**What to produce**. Report every line of the data below that contains the string "bottom". Case counts.
=== Available data ===
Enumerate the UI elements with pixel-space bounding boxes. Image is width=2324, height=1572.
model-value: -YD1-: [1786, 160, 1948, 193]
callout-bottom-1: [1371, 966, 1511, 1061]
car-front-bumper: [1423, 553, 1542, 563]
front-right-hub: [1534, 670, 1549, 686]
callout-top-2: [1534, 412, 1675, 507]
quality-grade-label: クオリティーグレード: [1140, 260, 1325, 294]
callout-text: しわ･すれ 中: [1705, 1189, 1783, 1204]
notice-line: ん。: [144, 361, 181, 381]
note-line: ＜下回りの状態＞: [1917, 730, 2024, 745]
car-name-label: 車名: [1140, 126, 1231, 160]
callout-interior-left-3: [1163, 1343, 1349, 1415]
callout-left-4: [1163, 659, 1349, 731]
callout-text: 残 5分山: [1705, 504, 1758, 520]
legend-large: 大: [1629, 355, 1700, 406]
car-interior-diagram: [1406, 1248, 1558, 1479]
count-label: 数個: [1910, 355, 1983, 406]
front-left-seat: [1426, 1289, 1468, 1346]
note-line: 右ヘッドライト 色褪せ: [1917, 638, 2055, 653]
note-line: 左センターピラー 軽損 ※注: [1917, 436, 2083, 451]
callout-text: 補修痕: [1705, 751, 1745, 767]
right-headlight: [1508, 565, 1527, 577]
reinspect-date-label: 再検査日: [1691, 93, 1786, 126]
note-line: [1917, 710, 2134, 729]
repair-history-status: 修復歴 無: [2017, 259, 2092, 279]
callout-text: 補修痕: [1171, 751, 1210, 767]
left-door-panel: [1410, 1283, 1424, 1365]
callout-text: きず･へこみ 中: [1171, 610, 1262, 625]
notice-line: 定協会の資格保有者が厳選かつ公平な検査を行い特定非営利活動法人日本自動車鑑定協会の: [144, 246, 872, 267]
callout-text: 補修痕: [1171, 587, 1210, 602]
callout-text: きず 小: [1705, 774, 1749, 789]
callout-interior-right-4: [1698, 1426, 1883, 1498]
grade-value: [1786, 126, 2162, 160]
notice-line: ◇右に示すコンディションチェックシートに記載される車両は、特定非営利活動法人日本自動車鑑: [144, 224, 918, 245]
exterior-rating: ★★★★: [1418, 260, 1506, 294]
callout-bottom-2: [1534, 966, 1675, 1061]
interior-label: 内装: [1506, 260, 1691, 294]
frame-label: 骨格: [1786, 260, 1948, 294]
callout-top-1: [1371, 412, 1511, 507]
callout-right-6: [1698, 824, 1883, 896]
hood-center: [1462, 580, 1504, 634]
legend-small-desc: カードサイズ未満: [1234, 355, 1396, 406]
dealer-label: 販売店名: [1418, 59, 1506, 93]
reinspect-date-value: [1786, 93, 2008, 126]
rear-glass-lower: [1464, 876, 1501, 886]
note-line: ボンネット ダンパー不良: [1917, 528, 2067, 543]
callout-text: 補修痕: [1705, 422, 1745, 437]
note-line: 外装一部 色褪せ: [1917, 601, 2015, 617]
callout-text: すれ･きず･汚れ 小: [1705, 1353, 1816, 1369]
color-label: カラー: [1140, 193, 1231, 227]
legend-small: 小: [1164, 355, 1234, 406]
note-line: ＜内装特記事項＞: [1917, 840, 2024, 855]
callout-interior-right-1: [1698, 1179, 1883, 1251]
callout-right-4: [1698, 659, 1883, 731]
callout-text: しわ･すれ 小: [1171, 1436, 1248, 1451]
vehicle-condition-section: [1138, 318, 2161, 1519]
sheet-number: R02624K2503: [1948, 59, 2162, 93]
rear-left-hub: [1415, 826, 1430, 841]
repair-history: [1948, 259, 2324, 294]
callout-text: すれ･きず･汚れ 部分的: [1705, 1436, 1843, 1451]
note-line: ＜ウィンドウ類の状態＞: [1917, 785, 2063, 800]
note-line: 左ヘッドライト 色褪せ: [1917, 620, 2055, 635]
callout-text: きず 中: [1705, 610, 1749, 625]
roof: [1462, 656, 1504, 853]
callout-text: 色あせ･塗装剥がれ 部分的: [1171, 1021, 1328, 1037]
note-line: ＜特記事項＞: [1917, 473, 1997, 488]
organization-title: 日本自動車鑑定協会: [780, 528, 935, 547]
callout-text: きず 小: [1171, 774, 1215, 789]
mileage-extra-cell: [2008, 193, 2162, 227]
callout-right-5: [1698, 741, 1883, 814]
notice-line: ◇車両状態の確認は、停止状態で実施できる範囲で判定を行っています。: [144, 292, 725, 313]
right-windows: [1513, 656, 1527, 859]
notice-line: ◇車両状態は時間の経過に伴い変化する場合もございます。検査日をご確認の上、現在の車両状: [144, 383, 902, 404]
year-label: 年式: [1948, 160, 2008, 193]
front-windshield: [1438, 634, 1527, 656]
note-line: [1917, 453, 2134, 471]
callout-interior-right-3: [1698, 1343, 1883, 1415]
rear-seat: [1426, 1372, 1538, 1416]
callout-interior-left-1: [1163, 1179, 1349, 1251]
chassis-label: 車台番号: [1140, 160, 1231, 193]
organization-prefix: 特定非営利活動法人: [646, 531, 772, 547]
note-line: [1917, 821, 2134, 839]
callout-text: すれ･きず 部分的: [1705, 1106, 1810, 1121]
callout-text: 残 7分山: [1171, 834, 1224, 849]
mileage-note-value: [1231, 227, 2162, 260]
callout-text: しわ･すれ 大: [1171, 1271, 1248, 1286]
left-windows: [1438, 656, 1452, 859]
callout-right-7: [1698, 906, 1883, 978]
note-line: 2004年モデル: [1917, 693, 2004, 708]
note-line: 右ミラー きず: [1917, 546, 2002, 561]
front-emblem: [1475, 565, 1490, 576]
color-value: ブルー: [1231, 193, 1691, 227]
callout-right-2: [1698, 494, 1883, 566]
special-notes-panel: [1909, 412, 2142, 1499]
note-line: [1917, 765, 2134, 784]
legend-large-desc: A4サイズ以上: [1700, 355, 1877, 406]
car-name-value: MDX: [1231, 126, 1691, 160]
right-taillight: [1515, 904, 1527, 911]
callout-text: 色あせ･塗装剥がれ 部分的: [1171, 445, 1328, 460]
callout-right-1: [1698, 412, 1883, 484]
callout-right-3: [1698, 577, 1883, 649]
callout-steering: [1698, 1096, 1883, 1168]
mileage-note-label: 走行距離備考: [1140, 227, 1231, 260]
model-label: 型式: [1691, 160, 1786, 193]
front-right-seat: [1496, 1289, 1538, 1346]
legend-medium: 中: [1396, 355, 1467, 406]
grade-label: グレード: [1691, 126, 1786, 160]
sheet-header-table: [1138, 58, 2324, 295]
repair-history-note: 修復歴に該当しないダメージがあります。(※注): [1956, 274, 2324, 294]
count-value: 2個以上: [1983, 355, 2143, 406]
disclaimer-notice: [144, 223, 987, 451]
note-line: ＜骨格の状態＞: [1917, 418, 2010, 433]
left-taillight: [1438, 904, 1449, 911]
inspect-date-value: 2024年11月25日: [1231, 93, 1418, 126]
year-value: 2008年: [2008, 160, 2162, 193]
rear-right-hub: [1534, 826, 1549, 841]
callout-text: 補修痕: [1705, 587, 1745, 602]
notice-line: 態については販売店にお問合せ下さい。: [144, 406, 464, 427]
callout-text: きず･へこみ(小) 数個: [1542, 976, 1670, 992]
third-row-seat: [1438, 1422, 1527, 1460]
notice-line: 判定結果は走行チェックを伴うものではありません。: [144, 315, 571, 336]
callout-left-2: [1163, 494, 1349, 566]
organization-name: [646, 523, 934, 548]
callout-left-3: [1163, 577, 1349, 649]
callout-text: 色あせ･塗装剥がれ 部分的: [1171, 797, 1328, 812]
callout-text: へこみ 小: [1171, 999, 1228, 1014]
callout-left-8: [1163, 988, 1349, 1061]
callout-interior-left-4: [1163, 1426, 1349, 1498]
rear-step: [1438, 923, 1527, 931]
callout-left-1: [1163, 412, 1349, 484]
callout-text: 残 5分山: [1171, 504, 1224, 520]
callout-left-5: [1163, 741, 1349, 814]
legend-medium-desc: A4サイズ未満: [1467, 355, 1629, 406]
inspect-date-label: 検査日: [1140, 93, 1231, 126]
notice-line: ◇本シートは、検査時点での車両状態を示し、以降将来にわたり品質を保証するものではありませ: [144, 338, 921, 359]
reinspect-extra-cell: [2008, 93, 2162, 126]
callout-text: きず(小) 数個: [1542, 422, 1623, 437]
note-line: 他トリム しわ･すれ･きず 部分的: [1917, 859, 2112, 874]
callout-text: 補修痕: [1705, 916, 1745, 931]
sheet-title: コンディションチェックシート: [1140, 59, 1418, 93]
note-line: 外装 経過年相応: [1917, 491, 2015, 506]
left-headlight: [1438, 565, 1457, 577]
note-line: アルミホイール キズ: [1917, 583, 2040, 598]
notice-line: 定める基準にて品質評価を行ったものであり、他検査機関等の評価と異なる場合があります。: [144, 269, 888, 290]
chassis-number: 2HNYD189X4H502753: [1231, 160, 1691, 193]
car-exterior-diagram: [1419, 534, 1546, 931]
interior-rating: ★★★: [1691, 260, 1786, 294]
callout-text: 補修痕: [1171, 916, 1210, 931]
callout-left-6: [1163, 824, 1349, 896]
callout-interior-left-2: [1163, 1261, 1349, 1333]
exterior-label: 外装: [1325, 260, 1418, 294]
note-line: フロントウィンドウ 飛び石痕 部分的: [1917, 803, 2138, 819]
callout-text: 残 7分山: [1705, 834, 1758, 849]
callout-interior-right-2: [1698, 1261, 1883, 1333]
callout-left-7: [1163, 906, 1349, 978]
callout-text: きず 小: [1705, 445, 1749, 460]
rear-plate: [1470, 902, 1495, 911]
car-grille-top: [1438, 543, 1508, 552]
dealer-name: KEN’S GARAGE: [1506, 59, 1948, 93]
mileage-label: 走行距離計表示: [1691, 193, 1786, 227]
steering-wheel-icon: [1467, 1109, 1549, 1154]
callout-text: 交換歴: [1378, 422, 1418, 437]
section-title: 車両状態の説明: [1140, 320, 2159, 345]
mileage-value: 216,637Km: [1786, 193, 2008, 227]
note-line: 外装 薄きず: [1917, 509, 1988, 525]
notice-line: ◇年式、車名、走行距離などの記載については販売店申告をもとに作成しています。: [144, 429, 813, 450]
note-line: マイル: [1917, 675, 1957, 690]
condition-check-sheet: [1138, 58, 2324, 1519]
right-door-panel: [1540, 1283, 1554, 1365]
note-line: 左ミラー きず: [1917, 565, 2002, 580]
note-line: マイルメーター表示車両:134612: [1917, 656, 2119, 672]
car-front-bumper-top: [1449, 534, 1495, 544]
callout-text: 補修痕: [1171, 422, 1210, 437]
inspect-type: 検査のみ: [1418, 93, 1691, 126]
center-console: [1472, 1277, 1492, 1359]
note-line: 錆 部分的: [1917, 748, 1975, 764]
===
**Exercise response**.
callout-bottom-1: [1371, 966, 1511, 1061]
callout-bottom-2: [1534, 966, 1675, 1061]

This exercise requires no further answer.